▸ TASK REQUIREMENTS
Determine how many lines in these records hold "band". Only the number is wanted.

◇ ◇ ◇

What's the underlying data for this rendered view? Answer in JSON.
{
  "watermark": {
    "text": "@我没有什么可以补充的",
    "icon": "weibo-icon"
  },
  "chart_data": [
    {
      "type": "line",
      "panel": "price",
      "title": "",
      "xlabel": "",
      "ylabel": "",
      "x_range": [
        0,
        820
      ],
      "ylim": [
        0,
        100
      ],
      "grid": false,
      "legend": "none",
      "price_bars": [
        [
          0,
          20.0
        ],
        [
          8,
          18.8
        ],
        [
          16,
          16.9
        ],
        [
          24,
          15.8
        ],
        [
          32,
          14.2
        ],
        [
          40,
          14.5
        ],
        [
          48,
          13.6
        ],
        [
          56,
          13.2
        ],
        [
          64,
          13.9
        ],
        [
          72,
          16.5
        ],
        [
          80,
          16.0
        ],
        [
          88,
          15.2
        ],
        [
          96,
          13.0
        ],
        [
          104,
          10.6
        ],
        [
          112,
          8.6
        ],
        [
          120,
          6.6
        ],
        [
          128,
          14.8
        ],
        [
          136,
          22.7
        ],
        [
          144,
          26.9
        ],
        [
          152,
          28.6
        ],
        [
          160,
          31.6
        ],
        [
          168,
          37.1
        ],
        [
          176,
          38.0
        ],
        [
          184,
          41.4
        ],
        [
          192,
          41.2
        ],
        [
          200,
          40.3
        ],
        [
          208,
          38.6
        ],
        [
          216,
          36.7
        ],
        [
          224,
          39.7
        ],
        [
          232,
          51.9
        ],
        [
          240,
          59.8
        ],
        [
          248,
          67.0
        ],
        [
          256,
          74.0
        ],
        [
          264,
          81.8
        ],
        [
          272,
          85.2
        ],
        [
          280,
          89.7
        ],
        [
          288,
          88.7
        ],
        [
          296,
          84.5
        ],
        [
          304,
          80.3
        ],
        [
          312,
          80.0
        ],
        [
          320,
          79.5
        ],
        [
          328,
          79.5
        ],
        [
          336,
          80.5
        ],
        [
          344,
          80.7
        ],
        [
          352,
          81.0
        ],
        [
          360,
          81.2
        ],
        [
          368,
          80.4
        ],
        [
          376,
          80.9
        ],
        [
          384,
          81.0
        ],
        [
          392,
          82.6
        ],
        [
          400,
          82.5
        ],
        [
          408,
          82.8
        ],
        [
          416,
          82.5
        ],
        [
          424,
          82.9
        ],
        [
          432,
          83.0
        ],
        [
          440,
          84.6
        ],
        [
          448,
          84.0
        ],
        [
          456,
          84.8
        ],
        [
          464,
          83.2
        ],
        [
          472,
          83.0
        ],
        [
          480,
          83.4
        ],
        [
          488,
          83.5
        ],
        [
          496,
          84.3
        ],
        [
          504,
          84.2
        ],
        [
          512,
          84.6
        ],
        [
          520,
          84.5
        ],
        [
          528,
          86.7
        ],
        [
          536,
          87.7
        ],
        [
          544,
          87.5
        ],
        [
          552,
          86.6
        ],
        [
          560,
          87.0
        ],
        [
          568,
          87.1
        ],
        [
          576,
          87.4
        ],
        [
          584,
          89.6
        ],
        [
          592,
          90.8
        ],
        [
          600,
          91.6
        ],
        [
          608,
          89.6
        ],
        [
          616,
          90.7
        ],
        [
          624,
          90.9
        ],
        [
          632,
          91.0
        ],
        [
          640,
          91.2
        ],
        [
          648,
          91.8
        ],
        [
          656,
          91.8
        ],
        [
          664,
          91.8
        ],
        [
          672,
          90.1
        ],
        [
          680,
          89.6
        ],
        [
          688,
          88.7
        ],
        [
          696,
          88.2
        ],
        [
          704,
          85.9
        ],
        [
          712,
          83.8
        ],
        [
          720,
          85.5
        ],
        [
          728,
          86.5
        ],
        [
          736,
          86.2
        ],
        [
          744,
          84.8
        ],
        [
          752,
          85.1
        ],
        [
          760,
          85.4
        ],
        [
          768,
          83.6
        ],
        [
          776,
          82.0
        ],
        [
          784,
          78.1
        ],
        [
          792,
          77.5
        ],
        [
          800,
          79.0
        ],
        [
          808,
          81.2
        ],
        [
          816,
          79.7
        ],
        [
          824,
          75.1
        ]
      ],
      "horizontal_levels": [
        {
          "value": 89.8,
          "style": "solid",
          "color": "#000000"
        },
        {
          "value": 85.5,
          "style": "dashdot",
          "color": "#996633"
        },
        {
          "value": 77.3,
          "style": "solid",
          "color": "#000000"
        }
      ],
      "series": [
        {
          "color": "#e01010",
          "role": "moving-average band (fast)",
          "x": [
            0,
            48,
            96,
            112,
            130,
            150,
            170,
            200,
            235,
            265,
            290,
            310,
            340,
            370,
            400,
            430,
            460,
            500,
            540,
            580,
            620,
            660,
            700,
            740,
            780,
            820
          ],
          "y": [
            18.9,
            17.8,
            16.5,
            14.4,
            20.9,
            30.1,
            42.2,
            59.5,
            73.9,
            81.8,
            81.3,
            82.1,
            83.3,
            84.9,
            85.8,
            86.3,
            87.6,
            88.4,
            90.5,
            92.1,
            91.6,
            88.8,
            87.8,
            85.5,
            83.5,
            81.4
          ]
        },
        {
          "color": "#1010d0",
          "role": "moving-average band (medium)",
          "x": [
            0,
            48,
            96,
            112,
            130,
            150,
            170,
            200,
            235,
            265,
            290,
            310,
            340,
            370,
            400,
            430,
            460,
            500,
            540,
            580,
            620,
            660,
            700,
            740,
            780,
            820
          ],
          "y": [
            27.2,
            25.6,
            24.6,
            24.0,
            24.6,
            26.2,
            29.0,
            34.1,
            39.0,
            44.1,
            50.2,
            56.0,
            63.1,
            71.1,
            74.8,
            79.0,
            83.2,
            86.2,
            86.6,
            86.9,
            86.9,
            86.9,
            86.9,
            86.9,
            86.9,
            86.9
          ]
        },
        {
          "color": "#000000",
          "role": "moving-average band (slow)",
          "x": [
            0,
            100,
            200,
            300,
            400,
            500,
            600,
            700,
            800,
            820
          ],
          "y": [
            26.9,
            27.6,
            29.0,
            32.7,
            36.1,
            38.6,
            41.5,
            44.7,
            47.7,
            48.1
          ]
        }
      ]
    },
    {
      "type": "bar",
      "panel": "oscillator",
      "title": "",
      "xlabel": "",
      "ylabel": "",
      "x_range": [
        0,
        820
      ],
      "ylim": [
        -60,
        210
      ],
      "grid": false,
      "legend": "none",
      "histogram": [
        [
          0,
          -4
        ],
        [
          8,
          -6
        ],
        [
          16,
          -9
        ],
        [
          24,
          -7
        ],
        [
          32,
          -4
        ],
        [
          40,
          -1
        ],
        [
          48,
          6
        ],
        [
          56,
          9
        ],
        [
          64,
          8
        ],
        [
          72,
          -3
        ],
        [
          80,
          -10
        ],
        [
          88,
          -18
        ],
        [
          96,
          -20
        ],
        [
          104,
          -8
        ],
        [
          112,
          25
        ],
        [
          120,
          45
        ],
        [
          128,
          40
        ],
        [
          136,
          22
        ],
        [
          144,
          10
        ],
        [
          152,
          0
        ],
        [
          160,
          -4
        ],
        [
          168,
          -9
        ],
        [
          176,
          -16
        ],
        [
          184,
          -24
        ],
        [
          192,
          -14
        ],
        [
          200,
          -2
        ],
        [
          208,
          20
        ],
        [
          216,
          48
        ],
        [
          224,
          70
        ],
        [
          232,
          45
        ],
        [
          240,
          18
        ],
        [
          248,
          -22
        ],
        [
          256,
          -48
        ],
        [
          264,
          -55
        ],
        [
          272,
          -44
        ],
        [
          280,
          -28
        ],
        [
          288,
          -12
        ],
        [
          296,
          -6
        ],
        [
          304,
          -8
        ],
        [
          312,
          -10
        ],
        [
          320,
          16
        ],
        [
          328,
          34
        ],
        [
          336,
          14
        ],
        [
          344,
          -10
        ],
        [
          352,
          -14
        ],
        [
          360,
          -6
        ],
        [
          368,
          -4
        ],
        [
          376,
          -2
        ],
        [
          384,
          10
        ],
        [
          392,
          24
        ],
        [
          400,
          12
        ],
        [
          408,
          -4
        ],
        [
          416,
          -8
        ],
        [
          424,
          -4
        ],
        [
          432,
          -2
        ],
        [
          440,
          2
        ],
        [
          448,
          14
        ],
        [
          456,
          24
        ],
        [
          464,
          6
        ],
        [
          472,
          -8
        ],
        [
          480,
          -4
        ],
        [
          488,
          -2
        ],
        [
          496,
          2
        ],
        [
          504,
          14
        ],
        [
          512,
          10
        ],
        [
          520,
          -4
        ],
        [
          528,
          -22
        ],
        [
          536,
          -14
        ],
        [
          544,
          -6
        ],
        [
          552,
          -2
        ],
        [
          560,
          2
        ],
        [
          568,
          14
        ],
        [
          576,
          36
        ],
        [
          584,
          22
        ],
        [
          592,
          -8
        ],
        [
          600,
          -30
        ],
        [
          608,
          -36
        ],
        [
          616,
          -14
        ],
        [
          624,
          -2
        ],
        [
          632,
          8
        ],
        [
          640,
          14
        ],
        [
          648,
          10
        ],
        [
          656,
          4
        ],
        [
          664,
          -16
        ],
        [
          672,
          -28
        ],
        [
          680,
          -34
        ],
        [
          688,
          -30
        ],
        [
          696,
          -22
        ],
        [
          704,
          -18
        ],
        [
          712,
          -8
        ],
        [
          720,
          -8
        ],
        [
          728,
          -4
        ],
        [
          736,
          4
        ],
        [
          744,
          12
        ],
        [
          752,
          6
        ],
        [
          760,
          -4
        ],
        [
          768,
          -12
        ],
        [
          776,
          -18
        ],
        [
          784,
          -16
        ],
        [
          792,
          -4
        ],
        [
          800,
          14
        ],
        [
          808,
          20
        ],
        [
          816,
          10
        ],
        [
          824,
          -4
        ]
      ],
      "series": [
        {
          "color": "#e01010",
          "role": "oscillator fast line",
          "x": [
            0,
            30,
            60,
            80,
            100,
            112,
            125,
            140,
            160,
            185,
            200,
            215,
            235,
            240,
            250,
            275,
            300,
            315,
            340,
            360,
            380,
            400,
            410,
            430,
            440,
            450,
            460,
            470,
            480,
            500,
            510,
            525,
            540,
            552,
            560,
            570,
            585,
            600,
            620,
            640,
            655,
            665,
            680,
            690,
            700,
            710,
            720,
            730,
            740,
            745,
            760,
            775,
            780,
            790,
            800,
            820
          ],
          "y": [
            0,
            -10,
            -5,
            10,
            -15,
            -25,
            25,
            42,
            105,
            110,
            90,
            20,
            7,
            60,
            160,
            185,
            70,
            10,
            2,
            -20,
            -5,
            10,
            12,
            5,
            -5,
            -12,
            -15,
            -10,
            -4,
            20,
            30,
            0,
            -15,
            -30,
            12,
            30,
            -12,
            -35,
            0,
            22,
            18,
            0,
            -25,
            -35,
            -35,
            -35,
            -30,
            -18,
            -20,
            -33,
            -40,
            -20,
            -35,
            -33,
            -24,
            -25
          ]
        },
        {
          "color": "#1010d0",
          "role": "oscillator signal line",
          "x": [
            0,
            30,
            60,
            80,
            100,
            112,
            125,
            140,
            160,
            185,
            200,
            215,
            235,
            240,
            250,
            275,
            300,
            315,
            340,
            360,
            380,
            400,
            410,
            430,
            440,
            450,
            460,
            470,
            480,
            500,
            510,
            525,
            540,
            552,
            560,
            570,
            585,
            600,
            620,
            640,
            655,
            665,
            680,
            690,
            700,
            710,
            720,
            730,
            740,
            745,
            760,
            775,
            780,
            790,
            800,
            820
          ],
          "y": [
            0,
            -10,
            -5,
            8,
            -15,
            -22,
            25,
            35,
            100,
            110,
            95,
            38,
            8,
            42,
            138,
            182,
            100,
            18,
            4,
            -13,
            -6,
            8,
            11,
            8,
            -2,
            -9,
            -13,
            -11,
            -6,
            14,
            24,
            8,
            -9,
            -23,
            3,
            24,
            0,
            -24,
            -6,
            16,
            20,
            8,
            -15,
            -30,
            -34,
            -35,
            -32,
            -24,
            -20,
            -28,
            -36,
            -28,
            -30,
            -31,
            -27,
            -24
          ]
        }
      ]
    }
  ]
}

◇ ◇ ◇

▸ CORRECT ANSWER
3